[[ DATASET EXTRACT open ]]
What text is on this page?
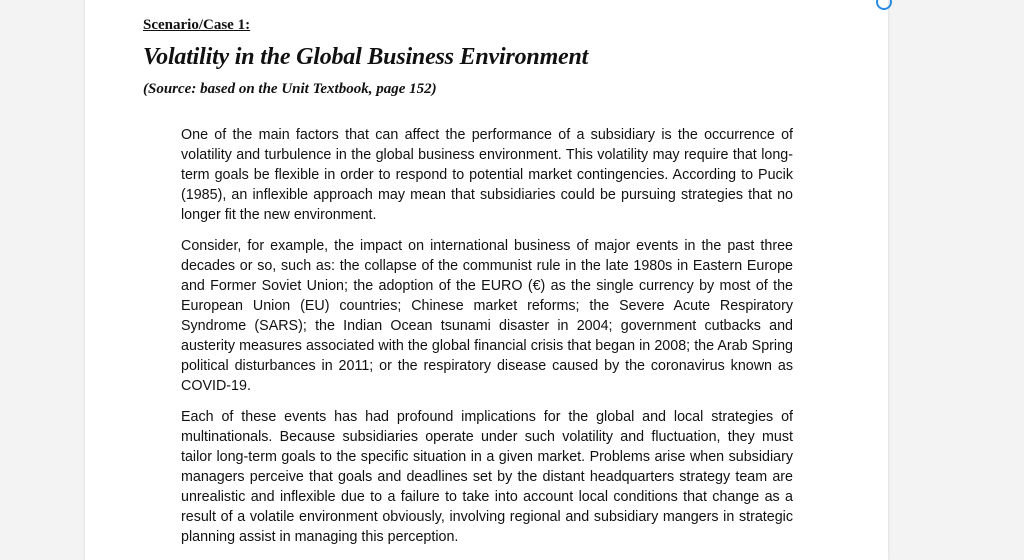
Scenario/Case 1:
Volatility in the Global Business Environment

(Source: based on the Unit Textbook, page 152)

One of the main factors that can affect the performance of a subsidiary is the occurrence of volatility and turbulence in the global business environment. This volatility may require that long-term goals be flexible in order to respond to potential market contingencies. According to Pucik (1985), an inflexible approach may mean that subsidiaries could be pursuing strategies that no longer fit the new environment.

Consider, for example, the impact on international business of major events in the past three decades or so, such as: the collapse of the communist rule in the late 1980s in Eastern Europe and Former Soviet Union; the adoption of the EURO (€) as the single currency by most of the European Union (EU) countries; Chinese market reforms; the Severe Acute Respiratory Syndrome (SARS); the Indian Ocean tsunami disaster in 2004; government cutbacks and austerity measures associated with the global financial crisis that began in 2008; the Arab Spring political disturbances in 2011; or the respiratory disease caused by the coronavirus known as COVID-19.

Each of these events has had profound implications for the global and local strategies of multinationals. Because subsidiaries operate under such volatility and fluctuation, they must tailor long-term goals to the specific situation in a given market. Problems arise when subsidiary managers perceive that goals and deadlines set by the distant headquarters strategy team are unrealistic and inflexible due to a failure to take into account local conditions that change as a result of a volatile environment obviously, involving regional and subsidiary mangers in strategic planning assist in managing this perception.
[[ DATASET EXTRACT closed ]]
◆ EXERCISE AIM: Count the lines of the records that include the word "page". Give the number by itself.

◆ RESULT OF THE TASK: 2